━━━ INPUT MATERIAL ━━━

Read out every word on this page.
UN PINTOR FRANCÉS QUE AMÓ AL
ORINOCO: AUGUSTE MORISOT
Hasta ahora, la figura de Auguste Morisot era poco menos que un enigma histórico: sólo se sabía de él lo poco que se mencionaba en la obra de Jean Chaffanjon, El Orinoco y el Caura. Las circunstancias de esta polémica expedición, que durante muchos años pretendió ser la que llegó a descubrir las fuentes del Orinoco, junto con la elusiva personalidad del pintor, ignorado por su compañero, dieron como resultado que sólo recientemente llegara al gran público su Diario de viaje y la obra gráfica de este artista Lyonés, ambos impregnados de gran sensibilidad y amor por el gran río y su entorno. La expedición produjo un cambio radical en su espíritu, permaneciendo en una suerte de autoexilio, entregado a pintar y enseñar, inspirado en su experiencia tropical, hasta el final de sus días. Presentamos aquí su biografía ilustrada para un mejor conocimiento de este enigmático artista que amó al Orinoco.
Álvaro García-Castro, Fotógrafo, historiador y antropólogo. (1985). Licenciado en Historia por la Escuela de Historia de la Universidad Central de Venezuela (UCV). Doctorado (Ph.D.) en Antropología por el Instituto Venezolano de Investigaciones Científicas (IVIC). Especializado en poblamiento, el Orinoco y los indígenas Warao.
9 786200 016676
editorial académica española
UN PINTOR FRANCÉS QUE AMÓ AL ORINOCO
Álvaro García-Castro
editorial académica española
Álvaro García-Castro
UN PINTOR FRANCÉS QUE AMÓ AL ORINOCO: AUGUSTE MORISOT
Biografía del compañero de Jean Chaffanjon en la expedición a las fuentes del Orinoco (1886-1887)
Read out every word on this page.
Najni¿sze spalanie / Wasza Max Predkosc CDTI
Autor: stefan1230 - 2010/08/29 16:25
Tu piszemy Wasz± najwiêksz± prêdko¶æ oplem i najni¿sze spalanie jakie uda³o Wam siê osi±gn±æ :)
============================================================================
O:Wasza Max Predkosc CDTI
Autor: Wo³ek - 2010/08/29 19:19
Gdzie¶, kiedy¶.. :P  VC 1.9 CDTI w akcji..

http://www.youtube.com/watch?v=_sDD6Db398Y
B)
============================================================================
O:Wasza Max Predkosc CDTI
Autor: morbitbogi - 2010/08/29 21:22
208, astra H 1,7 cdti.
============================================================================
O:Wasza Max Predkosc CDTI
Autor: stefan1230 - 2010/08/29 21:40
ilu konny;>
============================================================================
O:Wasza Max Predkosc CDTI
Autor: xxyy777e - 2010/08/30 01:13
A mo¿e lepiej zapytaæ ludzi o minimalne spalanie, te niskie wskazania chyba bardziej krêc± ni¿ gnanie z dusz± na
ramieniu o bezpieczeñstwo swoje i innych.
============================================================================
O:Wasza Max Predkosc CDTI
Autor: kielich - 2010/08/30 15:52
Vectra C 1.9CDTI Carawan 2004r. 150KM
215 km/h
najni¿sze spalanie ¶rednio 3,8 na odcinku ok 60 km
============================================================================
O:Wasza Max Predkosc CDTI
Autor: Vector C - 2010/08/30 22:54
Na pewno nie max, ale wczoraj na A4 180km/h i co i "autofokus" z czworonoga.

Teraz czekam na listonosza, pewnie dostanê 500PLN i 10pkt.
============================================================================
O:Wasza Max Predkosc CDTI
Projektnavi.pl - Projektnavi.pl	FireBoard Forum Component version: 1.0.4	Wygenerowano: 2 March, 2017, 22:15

━━━

## WHAT THE TASK ASKS:
Pull every line containing "FRANCÉS" out of the records.

## FINAL ANSWER:
UN PINTOR FRANCÉS QUE AMÓ AL
UN PINTOR FRANCÉS QUE AMÓ AL ORINOCO
UN PINTOR FRANCÉS QUE AMÓ AL ORINOCO: AUGUSTE MORISOT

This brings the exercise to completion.